##### INFORMATION PROVIDED

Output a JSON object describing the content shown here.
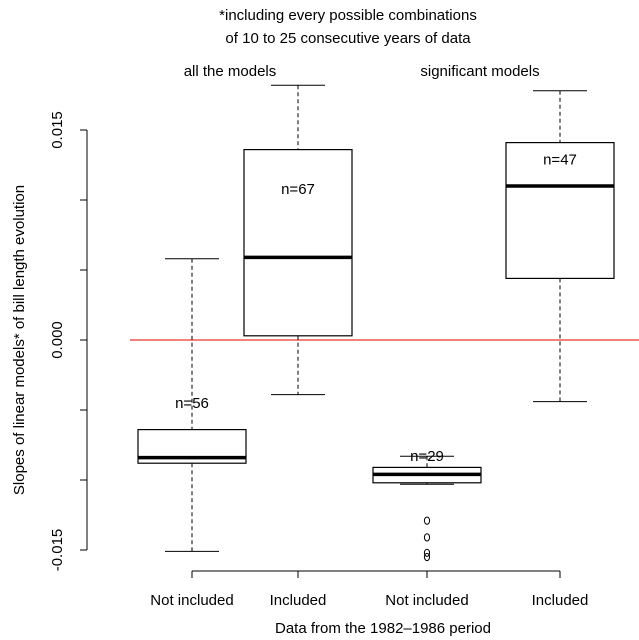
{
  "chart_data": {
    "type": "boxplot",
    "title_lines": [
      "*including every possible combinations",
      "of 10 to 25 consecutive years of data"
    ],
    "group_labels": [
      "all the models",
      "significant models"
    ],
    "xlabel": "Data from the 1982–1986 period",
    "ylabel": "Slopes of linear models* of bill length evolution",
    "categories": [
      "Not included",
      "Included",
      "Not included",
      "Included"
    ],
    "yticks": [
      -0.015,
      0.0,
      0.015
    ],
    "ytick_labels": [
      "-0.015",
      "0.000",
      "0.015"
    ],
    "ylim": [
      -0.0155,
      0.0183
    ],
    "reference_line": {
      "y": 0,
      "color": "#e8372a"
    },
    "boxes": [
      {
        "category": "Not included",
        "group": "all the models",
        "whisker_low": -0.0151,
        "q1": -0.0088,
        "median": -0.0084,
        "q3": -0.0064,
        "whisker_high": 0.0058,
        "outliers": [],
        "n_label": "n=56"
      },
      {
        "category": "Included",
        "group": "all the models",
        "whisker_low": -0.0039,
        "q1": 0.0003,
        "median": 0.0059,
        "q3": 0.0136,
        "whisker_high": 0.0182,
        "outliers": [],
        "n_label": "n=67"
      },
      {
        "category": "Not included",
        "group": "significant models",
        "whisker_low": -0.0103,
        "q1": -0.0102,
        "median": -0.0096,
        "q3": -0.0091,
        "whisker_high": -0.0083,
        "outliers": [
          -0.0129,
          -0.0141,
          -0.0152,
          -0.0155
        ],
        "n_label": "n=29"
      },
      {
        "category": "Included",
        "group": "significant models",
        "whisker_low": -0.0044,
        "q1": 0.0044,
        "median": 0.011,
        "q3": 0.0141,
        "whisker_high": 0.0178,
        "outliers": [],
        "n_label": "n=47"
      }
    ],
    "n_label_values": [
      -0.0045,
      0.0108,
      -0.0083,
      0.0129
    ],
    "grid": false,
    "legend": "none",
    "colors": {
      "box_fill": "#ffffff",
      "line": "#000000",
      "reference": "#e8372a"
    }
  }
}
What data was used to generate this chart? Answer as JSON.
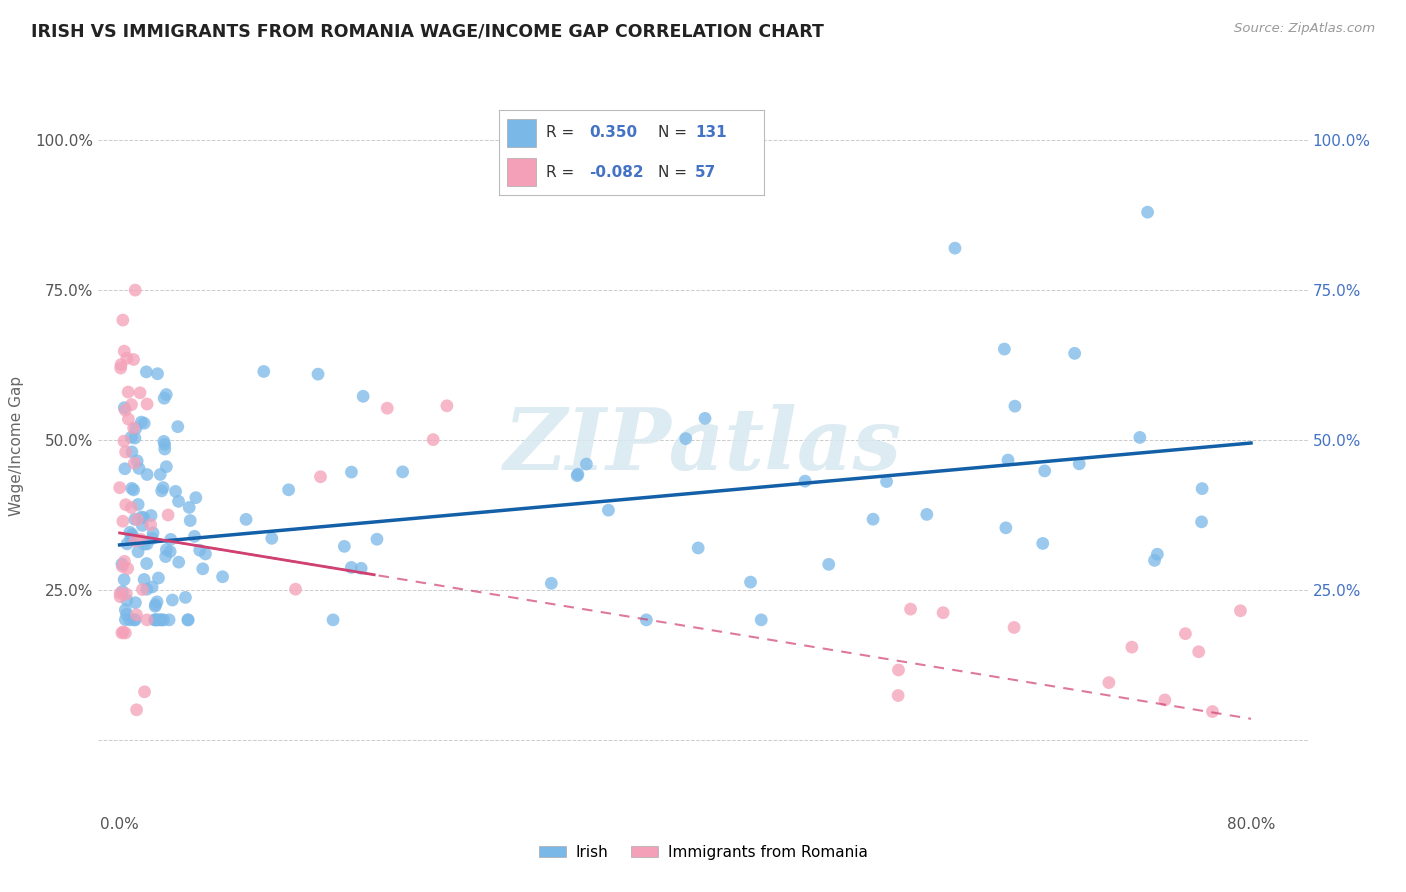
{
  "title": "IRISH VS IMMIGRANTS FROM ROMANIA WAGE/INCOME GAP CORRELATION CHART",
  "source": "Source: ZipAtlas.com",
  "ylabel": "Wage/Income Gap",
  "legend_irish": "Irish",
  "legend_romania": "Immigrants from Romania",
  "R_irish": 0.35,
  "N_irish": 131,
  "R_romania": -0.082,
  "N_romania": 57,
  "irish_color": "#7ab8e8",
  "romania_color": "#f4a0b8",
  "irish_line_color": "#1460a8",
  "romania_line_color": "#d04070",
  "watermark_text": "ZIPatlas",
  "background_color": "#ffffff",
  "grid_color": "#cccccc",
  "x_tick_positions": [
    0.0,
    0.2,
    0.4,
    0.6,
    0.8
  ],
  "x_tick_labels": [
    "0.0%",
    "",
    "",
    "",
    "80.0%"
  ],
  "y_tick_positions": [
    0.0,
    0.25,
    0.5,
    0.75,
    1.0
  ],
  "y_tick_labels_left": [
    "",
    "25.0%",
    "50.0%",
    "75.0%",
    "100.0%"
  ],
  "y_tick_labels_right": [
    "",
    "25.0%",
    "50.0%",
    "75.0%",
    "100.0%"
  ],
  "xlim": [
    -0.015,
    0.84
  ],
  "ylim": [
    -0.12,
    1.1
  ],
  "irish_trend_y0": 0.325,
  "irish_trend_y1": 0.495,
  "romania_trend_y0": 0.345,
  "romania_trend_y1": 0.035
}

##########
##### INFORMATION PROVIDED

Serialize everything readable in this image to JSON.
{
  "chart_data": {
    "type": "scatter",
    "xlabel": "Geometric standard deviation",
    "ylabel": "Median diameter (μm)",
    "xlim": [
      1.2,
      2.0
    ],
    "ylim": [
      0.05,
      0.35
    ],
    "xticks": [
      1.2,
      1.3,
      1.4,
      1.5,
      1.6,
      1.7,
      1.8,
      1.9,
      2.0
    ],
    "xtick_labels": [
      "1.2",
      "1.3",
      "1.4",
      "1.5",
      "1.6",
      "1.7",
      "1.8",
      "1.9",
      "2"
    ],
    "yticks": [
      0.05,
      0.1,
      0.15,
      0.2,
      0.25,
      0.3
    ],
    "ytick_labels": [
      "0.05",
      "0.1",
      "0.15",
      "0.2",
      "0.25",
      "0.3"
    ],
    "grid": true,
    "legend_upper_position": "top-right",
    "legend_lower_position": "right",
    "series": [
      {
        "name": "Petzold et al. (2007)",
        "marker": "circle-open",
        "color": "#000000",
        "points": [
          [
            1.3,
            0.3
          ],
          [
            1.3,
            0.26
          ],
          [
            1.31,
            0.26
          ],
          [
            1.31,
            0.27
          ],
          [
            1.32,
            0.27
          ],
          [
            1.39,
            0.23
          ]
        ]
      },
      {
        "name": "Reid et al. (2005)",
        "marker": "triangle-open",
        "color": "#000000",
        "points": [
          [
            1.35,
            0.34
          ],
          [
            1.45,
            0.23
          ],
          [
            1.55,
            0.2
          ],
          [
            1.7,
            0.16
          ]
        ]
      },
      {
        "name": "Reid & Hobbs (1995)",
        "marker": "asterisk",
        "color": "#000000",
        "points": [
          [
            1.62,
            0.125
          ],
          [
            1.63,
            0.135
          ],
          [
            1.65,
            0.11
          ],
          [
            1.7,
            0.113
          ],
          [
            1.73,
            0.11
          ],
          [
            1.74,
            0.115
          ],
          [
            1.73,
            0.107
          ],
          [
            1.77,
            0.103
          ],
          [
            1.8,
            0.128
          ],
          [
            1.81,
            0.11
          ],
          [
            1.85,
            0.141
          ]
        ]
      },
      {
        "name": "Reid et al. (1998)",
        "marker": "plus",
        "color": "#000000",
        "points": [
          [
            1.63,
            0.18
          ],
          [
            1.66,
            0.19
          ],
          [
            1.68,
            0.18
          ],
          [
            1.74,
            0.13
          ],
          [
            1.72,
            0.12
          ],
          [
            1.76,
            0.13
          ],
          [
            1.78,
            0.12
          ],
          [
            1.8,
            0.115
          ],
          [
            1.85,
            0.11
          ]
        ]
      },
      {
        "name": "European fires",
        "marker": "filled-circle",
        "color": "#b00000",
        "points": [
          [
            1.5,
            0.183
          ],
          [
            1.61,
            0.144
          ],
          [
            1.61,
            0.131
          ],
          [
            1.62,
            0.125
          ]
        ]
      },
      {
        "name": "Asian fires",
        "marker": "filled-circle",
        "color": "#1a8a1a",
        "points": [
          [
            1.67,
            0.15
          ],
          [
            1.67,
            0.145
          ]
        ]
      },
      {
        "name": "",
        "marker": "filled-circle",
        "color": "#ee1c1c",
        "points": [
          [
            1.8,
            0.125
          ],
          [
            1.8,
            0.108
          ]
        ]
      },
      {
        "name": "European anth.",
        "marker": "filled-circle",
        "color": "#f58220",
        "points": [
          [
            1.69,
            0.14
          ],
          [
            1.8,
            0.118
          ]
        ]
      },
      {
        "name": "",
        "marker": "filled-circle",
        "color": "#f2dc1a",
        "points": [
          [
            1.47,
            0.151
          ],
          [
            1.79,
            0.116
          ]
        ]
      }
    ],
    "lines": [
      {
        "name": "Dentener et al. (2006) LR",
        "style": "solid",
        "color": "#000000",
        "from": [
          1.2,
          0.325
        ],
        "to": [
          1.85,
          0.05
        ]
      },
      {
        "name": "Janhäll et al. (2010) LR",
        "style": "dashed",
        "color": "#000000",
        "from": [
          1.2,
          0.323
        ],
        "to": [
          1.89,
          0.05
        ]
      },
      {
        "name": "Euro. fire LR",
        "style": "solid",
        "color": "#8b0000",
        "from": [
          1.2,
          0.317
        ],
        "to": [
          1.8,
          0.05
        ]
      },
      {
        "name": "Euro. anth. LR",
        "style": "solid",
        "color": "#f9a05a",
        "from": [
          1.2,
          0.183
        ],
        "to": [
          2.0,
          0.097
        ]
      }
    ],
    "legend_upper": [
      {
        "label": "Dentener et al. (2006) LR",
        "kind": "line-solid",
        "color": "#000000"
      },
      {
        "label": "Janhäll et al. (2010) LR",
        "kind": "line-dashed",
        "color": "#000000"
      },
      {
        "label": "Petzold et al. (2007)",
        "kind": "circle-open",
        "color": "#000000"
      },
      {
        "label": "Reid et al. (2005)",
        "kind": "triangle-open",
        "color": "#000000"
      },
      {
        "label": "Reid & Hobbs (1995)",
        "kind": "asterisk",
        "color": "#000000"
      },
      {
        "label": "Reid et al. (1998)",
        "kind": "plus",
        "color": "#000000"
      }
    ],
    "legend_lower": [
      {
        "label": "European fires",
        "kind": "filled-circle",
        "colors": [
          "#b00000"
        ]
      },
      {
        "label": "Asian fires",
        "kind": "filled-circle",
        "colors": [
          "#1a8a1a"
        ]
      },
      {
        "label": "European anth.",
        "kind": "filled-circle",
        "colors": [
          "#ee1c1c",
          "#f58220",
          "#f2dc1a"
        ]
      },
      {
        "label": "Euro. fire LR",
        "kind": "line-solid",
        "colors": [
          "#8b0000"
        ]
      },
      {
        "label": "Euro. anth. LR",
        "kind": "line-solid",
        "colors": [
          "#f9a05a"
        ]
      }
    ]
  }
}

##########
##### INFORMATION PROVIDED

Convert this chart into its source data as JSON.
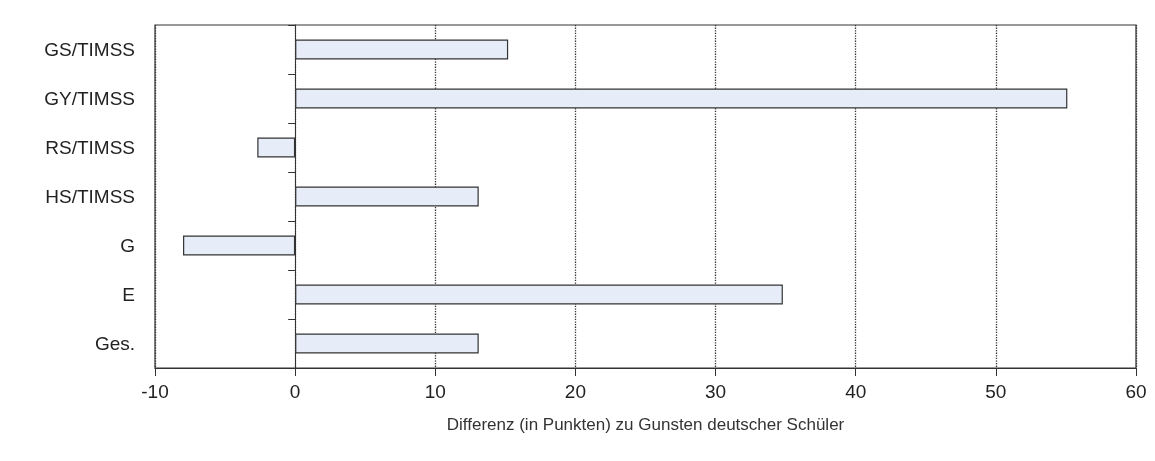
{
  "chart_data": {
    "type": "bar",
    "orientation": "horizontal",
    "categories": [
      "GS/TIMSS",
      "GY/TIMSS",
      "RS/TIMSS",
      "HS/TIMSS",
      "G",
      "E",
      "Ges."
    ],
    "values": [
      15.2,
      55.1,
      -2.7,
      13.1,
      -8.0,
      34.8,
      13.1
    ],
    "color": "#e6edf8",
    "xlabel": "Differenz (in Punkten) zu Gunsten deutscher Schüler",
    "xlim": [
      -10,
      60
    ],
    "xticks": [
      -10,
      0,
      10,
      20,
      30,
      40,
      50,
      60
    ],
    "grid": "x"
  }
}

##########

▸ PROBLEM DESCRIPTION
Make a list of all lines in the data that contain "open".

▸ RESPONSE
        "marker": "circle-open",
        "marker": "triangle-open",
        "kind": "circle-open",
        "kind": "triangle-open",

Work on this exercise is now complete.